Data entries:
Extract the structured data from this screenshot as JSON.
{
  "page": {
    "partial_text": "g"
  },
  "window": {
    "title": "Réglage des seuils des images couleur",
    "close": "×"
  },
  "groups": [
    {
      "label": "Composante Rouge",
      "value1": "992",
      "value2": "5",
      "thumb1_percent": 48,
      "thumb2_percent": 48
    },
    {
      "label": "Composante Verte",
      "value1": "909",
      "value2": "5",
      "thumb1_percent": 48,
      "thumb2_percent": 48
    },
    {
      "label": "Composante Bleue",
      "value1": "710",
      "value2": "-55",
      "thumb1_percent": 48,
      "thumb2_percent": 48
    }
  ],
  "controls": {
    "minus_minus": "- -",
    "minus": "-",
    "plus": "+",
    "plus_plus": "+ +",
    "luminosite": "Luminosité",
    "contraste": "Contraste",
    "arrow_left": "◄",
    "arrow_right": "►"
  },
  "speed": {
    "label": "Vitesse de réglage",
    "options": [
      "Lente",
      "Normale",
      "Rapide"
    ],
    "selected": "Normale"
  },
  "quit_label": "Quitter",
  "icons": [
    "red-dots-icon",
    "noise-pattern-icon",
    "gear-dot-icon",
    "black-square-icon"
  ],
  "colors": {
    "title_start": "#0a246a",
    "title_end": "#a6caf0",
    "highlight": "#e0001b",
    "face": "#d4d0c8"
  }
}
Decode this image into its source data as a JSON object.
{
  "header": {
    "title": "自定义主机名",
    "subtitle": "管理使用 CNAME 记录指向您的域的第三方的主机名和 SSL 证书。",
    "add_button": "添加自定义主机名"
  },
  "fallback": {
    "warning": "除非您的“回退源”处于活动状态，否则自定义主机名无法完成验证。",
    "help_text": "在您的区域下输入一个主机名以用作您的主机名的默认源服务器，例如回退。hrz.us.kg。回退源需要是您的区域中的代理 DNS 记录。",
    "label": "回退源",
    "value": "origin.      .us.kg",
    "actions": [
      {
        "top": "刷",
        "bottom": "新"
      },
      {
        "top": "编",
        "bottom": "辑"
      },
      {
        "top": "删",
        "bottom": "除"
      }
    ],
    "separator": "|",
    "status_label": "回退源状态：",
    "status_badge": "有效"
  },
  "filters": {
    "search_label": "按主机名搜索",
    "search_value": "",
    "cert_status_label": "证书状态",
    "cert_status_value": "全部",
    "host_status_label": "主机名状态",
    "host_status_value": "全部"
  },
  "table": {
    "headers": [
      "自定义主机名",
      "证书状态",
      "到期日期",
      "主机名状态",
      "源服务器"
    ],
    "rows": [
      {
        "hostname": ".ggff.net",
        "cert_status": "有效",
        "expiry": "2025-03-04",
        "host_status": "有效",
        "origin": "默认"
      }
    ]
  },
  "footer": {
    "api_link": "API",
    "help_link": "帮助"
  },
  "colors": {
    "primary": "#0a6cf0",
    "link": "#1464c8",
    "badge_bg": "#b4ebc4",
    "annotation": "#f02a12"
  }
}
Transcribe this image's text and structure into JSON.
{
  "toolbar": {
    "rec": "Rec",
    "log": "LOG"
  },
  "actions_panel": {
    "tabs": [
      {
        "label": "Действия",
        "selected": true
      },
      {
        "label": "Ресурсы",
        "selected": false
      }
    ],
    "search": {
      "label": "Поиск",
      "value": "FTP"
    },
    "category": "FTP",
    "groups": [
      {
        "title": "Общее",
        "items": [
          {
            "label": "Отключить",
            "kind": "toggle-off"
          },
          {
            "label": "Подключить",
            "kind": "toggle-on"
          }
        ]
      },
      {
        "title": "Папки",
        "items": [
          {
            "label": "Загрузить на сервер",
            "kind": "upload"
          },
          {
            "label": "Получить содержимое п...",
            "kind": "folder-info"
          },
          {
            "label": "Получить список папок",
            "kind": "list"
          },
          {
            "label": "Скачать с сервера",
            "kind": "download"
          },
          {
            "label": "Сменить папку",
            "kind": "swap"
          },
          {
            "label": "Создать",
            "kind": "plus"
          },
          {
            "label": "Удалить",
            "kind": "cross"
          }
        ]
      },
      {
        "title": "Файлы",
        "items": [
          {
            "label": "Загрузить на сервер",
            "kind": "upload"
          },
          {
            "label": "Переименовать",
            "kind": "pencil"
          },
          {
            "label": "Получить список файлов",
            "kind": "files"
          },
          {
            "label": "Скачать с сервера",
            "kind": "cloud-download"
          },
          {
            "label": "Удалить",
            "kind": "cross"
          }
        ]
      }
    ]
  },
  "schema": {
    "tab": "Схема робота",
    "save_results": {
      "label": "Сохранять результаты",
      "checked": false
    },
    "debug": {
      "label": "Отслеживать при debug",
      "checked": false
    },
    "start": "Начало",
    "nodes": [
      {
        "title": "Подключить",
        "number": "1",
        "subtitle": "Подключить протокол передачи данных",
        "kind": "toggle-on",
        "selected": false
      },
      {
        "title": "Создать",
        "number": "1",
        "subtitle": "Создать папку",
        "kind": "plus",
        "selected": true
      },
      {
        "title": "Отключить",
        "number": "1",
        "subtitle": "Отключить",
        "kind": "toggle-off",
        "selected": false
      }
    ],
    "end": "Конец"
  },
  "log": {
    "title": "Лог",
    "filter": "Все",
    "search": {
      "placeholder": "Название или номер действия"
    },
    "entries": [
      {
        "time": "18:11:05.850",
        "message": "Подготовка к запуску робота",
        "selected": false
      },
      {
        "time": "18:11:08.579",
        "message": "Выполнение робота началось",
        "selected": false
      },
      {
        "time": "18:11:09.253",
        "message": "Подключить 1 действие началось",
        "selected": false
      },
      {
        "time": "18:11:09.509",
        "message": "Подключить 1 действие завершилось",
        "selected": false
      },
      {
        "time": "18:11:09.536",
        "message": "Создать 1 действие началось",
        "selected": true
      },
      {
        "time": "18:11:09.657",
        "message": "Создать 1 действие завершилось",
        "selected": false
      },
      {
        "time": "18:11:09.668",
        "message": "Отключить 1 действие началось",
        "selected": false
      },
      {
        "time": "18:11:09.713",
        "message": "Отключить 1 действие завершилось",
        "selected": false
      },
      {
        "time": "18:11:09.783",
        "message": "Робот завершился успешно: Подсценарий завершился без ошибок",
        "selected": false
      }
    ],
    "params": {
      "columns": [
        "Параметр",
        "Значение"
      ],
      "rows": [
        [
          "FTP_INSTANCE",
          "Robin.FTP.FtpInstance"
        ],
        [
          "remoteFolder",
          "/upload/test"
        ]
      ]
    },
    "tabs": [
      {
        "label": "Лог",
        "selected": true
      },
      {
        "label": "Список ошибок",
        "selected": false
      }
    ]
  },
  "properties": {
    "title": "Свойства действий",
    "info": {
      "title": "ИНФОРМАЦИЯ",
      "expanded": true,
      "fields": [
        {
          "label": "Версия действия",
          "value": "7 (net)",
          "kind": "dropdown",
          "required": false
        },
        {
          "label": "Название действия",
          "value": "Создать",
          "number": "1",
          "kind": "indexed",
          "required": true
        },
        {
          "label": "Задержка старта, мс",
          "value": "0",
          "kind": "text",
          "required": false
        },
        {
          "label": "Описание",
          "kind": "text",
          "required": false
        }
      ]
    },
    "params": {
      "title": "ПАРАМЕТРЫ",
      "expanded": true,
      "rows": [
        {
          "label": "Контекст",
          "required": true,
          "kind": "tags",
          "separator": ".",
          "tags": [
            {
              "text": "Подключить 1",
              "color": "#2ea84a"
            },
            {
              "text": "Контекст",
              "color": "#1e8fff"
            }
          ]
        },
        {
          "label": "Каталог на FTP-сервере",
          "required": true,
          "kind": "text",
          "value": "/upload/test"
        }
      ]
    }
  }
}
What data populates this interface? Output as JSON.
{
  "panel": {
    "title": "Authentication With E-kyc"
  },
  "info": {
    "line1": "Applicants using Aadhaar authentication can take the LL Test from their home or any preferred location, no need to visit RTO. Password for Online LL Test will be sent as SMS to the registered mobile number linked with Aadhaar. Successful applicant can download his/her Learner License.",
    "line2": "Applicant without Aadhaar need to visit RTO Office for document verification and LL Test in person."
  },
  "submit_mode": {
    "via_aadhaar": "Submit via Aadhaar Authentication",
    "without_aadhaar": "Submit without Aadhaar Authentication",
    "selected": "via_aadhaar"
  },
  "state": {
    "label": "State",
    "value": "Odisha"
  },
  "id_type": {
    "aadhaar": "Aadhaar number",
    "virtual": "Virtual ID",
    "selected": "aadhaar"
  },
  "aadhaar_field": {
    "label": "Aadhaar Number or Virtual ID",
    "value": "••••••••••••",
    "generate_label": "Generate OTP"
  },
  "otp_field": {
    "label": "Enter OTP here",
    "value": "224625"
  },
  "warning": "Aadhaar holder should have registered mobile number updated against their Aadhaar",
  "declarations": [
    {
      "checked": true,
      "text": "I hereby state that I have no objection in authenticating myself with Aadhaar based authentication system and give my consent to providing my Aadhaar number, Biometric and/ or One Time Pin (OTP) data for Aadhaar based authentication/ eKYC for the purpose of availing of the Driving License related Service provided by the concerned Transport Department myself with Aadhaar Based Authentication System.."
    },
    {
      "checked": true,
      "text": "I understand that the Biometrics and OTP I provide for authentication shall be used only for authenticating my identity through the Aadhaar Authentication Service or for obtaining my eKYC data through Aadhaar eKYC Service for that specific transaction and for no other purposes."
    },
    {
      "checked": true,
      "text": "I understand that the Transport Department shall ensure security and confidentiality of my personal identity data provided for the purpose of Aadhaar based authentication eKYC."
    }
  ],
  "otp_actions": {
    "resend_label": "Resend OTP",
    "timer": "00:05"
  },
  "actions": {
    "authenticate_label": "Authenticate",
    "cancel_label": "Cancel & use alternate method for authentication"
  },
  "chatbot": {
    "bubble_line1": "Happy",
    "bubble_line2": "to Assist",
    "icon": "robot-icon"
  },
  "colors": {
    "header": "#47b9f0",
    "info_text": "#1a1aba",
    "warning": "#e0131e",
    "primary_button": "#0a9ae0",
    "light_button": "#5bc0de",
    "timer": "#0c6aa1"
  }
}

» WORK TO BE COMPLETED
Tally the lines in the records above that contain the word "завершилось", and give only that number.

» WRITTEN ANSWER
3